Figure collection entries
++++++++++++++++++++

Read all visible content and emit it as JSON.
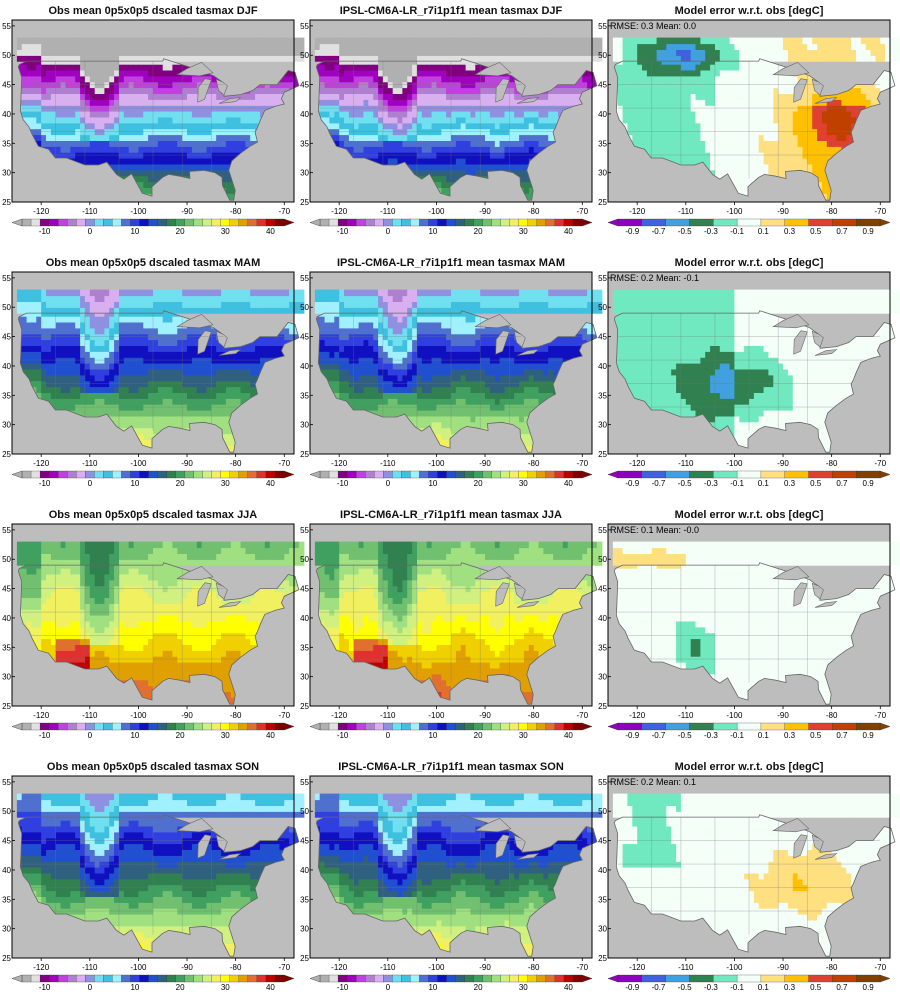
{
  "rows": [
    {
      "season": "DJF",
      "panels": [
        {
          "title": "Obs mean 0p5x0p5 dscaled tasmax DJF",
          "kind": "obs"
        },
        {
          "title": "IPSL-CM6A-LR_r7i1p1f1 mean tasmax DJF",
          "kind": "model"
        },
        {
          "title": "Model error w.r.t. obs [degC]",
          "kind": "error",
          "stats": "RMSE: 0.3  Mean: 0.0"
        }
      ]
    },
    {
      "season": "MAM",
      "panels": [
        {
          "title": "Obs mean 0p5x0p5 dscaled tasmax MAM",
          "kind": "obs"
        },
        {
          "title": "IPSL-CM6A-LR_r7i1p1f1 mean tasmax MAM",
          "kind": "model"
        },
        {
          "title": "Model error w.r.t. obs [degC]",
          "kind": "error",
          "stats": "RMSE: 0.2  Mean: -0.1"
        }
      ]
    },
    {
      "season": "JJA",
      "panels": [
        {
          "title": "Obs mean 0p5x0p5 dscaled tasmax JJA",
          "kind": "obs"
        },
        {
          "title": "IPSL-CM6A-LR_r7i1p1f1 mean tasmax JJA",
          "kind": "model"
        },
        {
          "title": "Model error w.r.t. obs [degC]",
          "kind": "error",
          "stats": "RMSE: 0.1  Mean: -0.0"
        }
      ]
    },
    {
      "season": "SON",
      "panels": [
        {
          "title": "Obs mean 0p5x0p5 dscaled tasmax SON",
          "kind": "obs"
        },
        {
          "title": "IPSL-CM6A-LR_r7i1p1f1 mean tasmax SON",
          "kind": "model"
        },
        {
          "title": "Model error w.r.t. obs [degC]",
          "kind": "error",
          "stats": "RMSE: 0.2  Mean: 0.1"
        }
      ]
    }
  ],
  "axes": {
    "lon_ticks": [
      "-120",
      "-110",
      "-100",
      "-90",
      "-80",
      "-70"
    ],
    "lat_ticks": [
      "55",
      "50",
      "45",
      "40",
      "35",
      "30",
      "25"
    ]
  },
  "temp_colorbar": {
    "labels": [
      "-10",
      "0",
      "10",
      "20",
      "30",
      "40"
    ],
    "colors": [
      "#b0b0b0",
      "#e0e0e0",
      "#800080",
      "#a000c0",
      "#c040e0",
      "#b080d0",
      "#d8b0f0",
      "#9090e0",
      "#70e0f0",
      "#40c0e0",
      "#a0f0ff",
      "#5070d0",
      "#3040e0",
      "#1010c0",
      "#2050d0",
      "#306080",
      "#308050",
      "#40a060",
      "#70c070",
      "#a0e080",
      "#d0f080",
      "#f0f060",
      "#ffff00",
      "#f0d000",
      "#e0a000",
      "#e07030",
      "#e03030",
      "#c00000",
      "#800000"
    ]
  },
  "error_colorbar": {
    "labels": [
      "-0.9",
      "-0.7",
      "-0.5",
      "-0.3",
      "-0.1",
      "0.1",
      "0.3",
      "0.5",
      "0.7",
      "0.9"
    ],
    "colors": [
      "#9000c0",
      "#4060e0",
      "#40a0e0",
      "#308050",
      "#70e8c0",
      "#f4fff8",
      "#ffe080",
      "#ffc000",
      "#e04030",
      "#c04000",
      "#804000"
    ]
  }
}
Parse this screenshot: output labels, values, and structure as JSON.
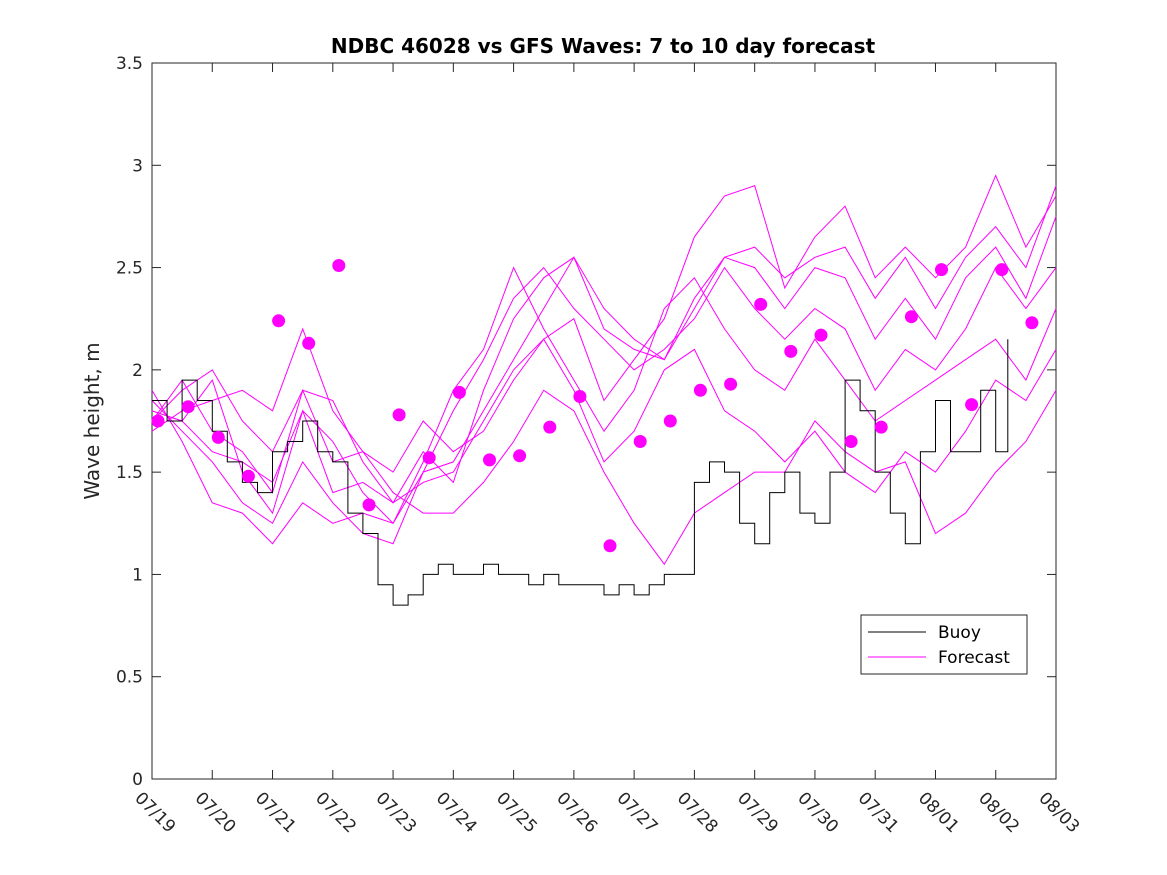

++++++++++++++++++++

### [Requirement]
Quote the records above in full, dropping each picture.

### [Solution to the exercise]
Read all visible content and emit it as JSON.
{
  "rows": [
    {
      "season": "DJF",
      "panels": [
        {
          "title": "Obs mean 0p5x0p5 dscaled tasmax DJF",
          "kind": "obs"
        },
        {
          "title": "IPSL-CM6A-LR_r7i1p1f1 mean tasmax DJF",
          "kind": "model"
        },
        {
          "title": "Model error w.r.t. obs [degC]",
          "kind": "error",
          "stats": "RMSE: 0.3  Mean: 0.0"
        }
      ]
    },
    {
      "season": "MAM",
      "panels": [
        {
          "title": "Obs mean 0p5x0p5 dscaled tasmax MAM",
          "kind": "obs"
        },
        {
          "title": "IPSL-CM6A-LR_r7i1p1f1 mean tasmax MAM",
          "kind": "model"
        },
        {
          "title": "Model error w.r.t. obs [degC]",
          "kind": "error",
          "stats": "RMSE: 0.2  Mean: -0.1"
        }
      ]
    },
    {
      "season": "JJA",
      "panels": [
        {
          "title": "Obs mean 0p5x0p5 dscaled tasmax JJA",
          "kind": "obs"
        },
        {
          "title": "IPSL-CM6A-LR_r7i1p1f1 mean tasmax JJA",
          "kind": "model"
        },
        {
          "title": "Model error w.r.t. obs [degC]",
          "kind": "error",
          "stats": "RMSE: 0.1  Mean: -0.0"
        }
      ]
    },
    {
      "season": "SON",
      "panels": [
        {
          "title": "Obs mean 0p5x0p5 dscaled tasmax SON",
          "kind": "obs"
        },
        {
          "title": "IPSL-CM6A-LR_r7i1p1f1 mean tasmax SON",
          "kind": "model"
        },
        {
          "title": "Model error w.r.t. obs [degC]",
          "kind": "error",
          "stats": "RMSE: 0.2  Mean: 0.1"
        }
      ]
    }
  ],
  "axes": {
    "lon_ticks": [
      "-120",
      "-110",
      "-100",
      "-90",
      "-80",
      "-70"
    ],
    "lat_ticks": [
      "55",
      "50",
      "45",
      "40",
      "35",
      "30",
      "25"
    ]
  },
  "temp_colorbar": {
    "labels": [
      "-10",
      "0",
      "10",
      "20",
      "30",
      "40"
    ],
    "colors": [
      "#b0b0b0",
      "#e0e0e0",
      "#800080",
      "#a000c0",
      "#c040e0",
      "#b080d0",
      "#d8b0f0",
      "#9090e0",
      "#70e0f0",
      "#40c0e0",
      "#a0f0ff",
      "#5070d0",
      "#3040e0",
      "#1010c0",
      "#2050d0",
      "#306080",
      "#308050",
      "#40a060",
      "#70c070",
      "#a0e080",
      "#d0f080",
      "#f0f060",
      "#ffff00",
      "#f0d000",
      "#e0a000",
      "#e07030",
      "#e03030",
      "#c00000",
      "#800000"
    ]
  },
  "error_colorbar": {
    "labels": [
      "-0.9",
      "-0.7",
      "-0.5",
      "-0.3",
      "-0.1",
      "0.1",
      "0.3",
      "0.5",
      "0.7",
      "0.9"
    ],
    "colors": [
      "#9000c0",
      "#4060e0",
      "#40a0e0",
      "#308050",
      "#70e8c0",
      "#f4fff8",
      "#ffe080",
      "#ffc000",
      "#e04030",
      "#c04000",
      "#804000"
    ]
  }
}
Parse this screenshot: output labels, values, and structure as JSON.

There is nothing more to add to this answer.